» **WHAT YOU SHOULD DO**
Output nothing but the number of lines that include the word "this".

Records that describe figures
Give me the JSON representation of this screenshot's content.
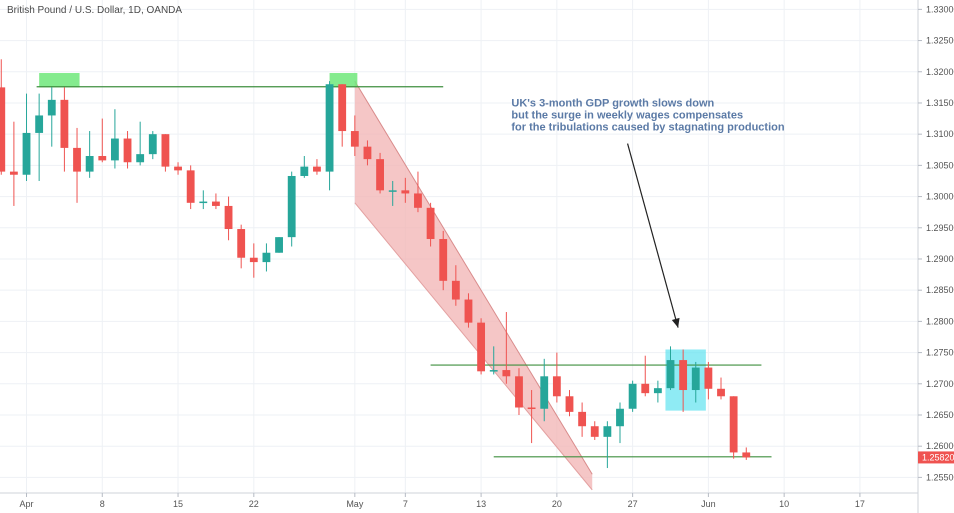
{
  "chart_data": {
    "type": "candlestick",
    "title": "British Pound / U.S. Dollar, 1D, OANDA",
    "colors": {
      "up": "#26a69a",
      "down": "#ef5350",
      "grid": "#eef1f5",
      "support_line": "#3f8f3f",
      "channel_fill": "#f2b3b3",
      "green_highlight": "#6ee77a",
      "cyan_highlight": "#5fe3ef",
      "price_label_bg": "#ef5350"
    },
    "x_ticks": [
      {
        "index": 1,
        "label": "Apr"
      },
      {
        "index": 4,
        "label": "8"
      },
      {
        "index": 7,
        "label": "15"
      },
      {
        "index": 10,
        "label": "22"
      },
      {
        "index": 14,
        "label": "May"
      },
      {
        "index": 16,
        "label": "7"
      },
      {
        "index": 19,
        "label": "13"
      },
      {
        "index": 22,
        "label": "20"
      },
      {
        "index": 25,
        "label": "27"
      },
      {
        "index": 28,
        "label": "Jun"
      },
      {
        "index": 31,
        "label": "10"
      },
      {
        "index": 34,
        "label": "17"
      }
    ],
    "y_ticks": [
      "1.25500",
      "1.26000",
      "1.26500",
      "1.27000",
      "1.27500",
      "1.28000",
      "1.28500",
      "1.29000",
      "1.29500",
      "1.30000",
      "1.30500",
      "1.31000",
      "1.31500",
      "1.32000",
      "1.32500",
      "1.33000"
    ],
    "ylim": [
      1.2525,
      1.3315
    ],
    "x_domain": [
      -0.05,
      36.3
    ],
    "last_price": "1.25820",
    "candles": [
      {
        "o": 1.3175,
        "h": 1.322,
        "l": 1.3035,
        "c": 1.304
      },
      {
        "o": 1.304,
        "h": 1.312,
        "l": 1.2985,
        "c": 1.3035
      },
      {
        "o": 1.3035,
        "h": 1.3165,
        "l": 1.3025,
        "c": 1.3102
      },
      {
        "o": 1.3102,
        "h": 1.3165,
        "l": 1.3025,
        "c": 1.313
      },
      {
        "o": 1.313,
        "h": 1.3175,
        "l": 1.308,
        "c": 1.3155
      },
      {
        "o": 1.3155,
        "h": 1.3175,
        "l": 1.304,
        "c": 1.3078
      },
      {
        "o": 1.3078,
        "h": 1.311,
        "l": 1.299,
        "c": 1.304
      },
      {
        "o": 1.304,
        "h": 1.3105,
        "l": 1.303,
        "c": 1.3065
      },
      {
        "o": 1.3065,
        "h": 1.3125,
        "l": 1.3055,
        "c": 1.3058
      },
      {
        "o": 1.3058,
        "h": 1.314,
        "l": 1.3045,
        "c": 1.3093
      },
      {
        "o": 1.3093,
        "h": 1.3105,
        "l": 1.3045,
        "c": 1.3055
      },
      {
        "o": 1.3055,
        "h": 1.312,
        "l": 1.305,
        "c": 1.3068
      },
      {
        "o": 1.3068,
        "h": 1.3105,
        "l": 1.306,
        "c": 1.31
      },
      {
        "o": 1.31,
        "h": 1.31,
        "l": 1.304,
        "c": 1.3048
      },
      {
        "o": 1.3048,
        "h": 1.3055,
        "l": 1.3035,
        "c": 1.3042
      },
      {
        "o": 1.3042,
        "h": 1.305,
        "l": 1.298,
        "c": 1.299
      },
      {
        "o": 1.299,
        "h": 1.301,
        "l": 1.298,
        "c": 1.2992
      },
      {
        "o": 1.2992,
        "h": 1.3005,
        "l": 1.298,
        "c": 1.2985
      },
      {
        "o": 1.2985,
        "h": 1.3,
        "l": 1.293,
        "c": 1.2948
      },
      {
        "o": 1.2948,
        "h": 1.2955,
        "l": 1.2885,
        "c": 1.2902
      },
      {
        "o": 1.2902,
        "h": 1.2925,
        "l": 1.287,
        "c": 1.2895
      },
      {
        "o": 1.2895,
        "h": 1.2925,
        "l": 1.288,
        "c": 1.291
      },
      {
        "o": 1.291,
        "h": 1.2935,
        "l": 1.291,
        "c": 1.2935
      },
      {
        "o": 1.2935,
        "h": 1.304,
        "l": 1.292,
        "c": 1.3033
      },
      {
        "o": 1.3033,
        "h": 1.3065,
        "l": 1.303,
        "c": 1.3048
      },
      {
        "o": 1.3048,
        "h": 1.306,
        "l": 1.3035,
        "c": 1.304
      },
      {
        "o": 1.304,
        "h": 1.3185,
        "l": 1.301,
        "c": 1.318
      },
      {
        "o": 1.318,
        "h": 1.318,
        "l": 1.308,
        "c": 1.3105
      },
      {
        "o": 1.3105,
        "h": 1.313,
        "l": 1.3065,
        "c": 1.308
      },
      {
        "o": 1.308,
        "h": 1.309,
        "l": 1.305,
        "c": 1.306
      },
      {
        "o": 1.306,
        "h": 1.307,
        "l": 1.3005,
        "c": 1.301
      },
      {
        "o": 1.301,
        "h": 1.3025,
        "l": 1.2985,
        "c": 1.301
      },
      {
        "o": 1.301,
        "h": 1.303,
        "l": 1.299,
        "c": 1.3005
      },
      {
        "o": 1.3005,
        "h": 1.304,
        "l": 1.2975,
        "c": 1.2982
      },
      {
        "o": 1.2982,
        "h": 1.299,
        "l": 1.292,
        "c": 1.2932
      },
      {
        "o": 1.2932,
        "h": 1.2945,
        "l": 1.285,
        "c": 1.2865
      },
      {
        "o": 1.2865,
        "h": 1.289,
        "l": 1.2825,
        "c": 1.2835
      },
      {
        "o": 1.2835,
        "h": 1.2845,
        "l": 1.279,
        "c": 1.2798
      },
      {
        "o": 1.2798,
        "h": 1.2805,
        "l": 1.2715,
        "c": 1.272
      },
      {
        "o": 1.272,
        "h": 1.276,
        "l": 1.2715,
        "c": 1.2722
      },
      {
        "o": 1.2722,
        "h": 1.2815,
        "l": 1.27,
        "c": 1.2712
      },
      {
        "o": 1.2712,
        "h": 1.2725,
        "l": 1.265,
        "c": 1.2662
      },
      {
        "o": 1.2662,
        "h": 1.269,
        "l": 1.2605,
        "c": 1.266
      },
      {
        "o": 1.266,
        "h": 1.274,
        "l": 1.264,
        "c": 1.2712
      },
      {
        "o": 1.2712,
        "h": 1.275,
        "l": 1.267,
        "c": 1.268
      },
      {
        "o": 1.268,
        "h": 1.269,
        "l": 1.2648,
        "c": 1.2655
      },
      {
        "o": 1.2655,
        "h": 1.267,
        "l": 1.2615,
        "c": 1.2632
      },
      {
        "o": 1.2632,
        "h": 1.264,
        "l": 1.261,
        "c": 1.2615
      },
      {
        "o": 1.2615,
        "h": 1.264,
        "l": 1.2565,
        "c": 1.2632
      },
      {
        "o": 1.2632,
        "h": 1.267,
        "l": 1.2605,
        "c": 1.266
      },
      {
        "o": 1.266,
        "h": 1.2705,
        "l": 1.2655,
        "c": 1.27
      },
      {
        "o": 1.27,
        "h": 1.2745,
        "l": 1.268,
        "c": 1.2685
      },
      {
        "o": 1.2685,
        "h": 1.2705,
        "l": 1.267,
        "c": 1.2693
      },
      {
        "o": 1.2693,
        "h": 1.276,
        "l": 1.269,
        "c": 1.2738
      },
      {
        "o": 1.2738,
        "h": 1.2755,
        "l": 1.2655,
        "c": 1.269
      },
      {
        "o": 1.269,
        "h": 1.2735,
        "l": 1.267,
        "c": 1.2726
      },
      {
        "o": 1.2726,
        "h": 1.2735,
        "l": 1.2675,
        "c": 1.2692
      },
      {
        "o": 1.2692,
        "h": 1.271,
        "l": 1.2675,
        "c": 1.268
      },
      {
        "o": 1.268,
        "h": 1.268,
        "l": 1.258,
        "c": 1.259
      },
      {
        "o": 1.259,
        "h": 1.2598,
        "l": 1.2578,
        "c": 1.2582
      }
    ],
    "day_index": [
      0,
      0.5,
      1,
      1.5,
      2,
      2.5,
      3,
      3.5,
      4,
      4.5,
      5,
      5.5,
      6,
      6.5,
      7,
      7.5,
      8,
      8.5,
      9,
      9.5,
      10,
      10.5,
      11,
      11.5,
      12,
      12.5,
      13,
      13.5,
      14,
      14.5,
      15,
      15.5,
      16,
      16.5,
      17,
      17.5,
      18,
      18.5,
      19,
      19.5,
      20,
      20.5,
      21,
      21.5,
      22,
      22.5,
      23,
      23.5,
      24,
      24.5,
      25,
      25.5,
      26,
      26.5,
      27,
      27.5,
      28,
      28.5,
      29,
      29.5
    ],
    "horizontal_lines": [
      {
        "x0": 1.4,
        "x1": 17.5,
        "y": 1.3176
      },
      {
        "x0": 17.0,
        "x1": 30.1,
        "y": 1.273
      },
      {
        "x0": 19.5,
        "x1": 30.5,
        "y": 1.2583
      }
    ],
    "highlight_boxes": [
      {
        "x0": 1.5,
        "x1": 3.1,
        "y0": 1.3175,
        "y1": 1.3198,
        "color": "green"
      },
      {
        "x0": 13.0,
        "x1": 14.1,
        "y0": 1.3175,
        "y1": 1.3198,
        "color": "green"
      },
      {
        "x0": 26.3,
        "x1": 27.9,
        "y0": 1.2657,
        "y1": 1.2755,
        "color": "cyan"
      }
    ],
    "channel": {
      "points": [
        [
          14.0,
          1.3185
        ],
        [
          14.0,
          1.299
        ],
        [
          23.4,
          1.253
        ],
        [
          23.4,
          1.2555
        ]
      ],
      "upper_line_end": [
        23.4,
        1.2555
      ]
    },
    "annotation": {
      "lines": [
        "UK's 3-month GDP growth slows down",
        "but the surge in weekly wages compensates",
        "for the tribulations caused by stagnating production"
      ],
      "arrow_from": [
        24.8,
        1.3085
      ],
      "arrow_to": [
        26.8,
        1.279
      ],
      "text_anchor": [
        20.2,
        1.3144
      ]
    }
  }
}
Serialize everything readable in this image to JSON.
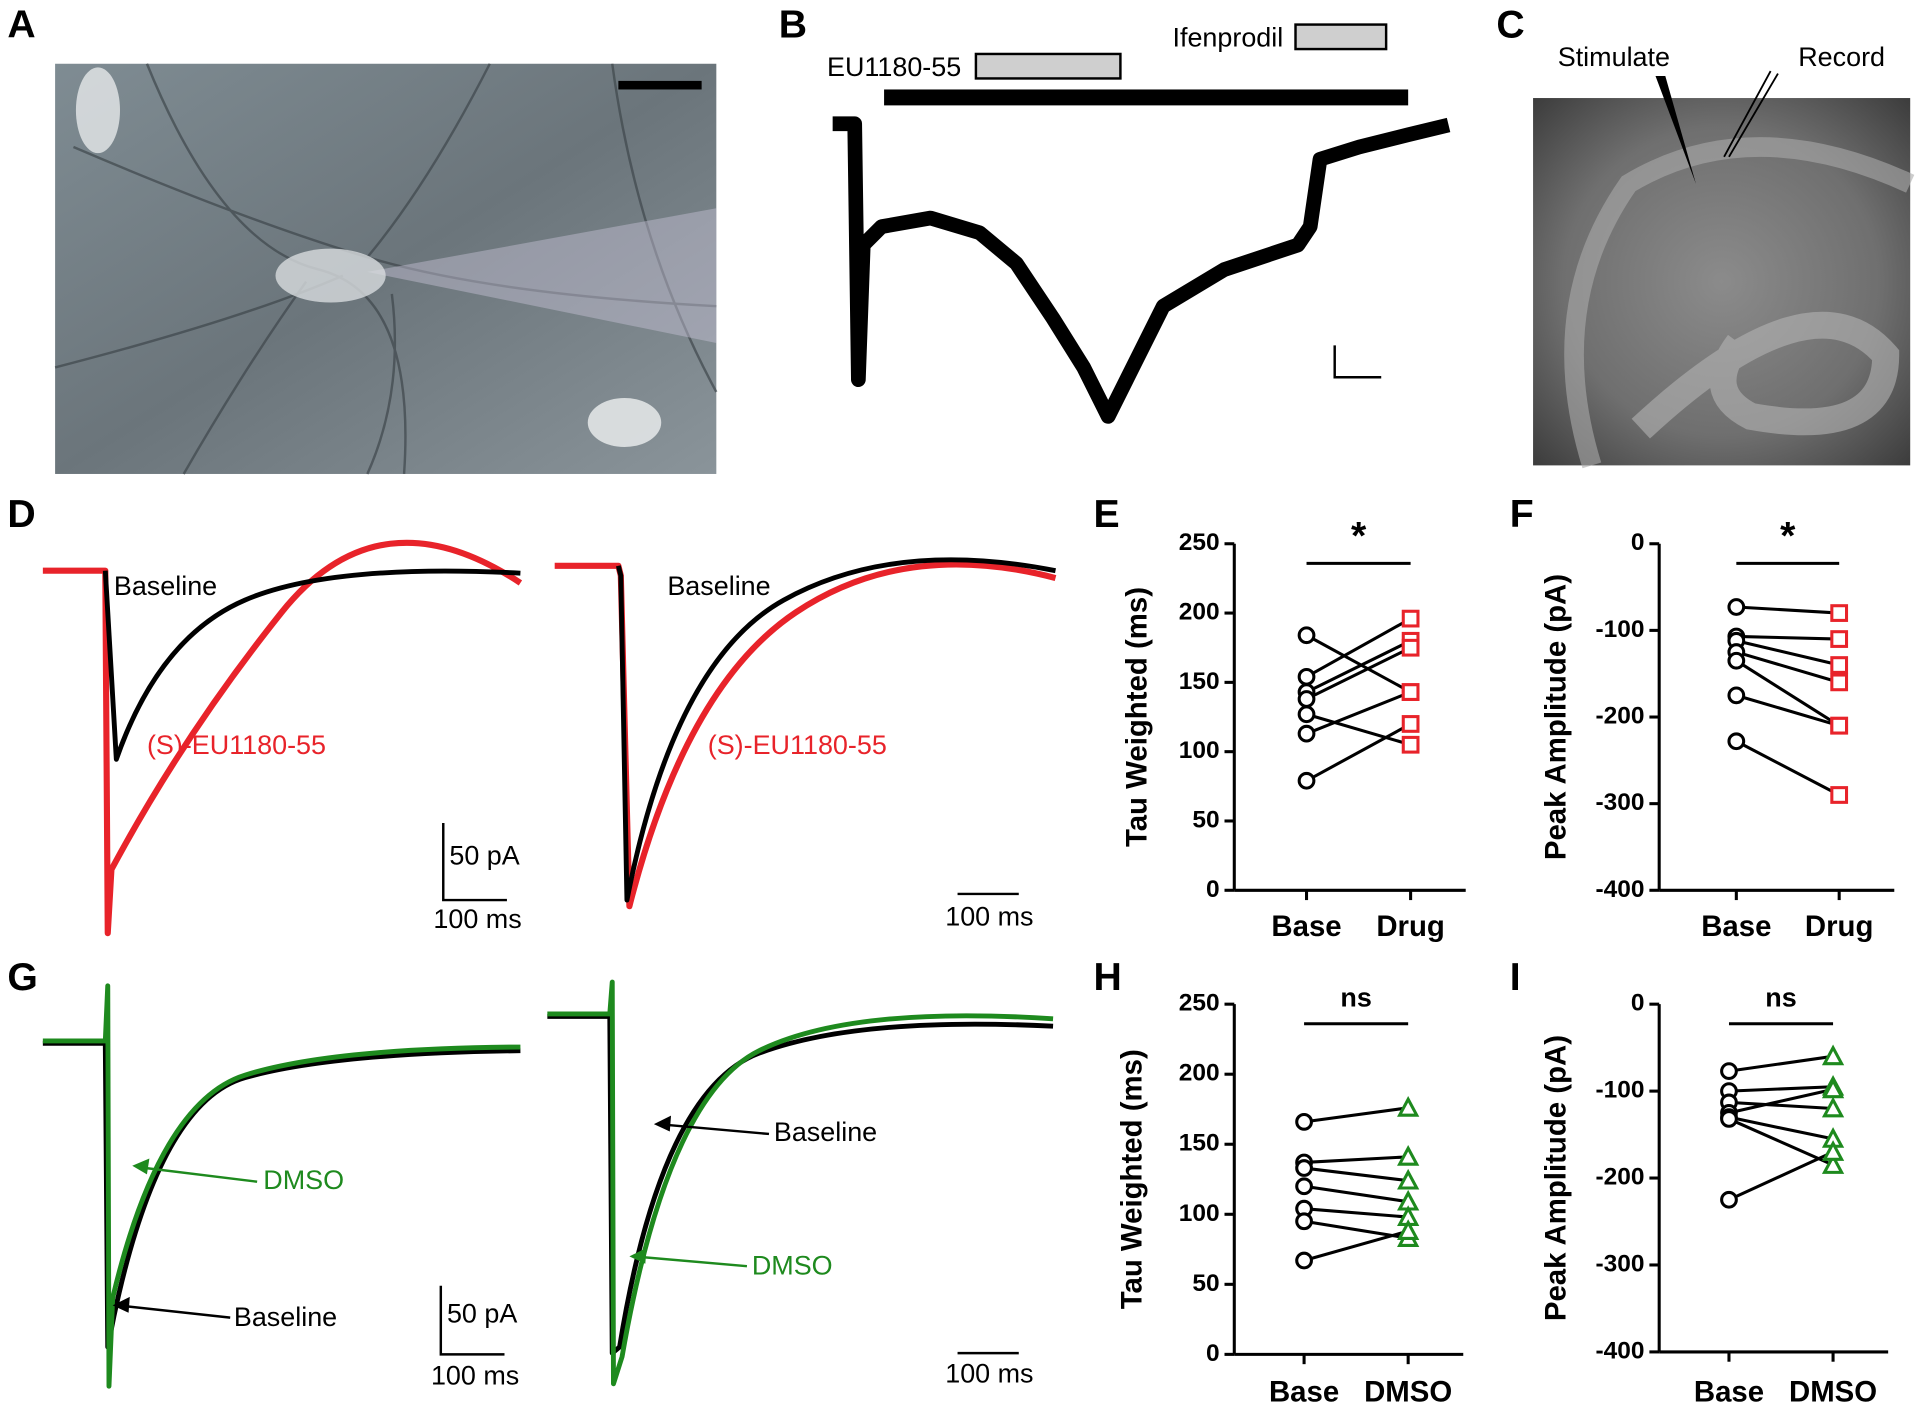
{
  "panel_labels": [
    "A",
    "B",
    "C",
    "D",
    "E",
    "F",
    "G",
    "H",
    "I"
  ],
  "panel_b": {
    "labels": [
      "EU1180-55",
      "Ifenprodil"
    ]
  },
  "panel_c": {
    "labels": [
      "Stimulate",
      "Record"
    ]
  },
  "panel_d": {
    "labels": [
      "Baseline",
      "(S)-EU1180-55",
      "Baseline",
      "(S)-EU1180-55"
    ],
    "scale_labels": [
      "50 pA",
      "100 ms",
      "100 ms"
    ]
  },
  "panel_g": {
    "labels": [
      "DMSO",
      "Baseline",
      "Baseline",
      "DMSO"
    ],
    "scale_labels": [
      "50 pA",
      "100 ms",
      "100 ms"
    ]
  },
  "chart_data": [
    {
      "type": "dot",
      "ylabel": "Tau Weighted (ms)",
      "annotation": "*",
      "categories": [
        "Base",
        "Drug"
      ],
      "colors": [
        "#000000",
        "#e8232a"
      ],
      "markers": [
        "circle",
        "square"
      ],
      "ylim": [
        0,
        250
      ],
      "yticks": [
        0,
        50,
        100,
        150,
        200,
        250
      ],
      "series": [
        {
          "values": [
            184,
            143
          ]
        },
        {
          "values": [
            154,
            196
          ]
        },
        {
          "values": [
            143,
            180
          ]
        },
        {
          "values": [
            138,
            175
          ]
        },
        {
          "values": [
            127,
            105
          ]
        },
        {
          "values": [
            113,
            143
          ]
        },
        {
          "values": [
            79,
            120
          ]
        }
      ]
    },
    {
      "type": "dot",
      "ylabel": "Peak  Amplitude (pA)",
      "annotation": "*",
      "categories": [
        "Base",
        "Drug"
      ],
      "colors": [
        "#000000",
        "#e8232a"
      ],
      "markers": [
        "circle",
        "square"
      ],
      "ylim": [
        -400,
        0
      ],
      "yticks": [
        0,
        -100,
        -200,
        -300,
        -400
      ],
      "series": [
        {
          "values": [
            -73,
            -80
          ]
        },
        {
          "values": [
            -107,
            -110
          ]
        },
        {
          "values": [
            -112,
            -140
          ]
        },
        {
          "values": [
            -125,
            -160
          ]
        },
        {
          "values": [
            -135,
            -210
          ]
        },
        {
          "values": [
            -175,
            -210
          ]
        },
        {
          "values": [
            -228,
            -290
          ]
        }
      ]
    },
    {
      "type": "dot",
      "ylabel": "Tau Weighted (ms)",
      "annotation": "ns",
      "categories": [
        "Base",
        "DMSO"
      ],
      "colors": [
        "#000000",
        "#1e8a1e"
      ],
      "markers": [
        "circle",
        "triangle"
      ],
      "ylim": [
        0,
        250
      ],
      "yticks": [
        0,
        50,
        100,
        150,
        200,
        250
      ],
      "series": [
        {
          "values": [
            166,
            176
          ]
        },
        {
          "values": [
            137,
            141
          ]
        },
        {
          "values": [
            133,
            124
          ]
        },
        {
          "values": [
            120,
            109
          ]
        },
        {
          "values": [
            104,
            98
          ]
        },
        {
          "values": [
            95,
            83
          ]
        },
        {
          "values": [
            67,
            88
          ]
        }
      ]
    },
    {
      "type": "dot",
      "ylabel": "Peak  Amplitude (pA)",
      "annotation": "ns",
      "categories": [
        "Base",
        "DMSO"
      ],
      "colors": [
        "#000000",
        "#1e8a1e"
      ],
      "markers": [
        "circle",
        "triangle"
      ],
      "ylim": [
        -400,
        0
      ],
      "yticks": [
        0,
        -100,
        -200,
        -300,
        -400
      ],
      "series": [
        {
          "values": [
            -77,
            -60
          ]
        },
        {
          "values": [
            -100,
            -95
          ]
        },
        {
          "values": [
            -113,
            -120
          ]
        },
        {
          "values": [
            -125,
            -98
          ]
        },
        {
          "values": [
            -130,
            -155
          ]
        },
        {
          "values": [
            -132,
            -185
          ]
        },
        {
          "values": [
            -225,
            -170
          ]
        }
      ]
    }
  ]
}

» **EXERCISE RESPONSE**
2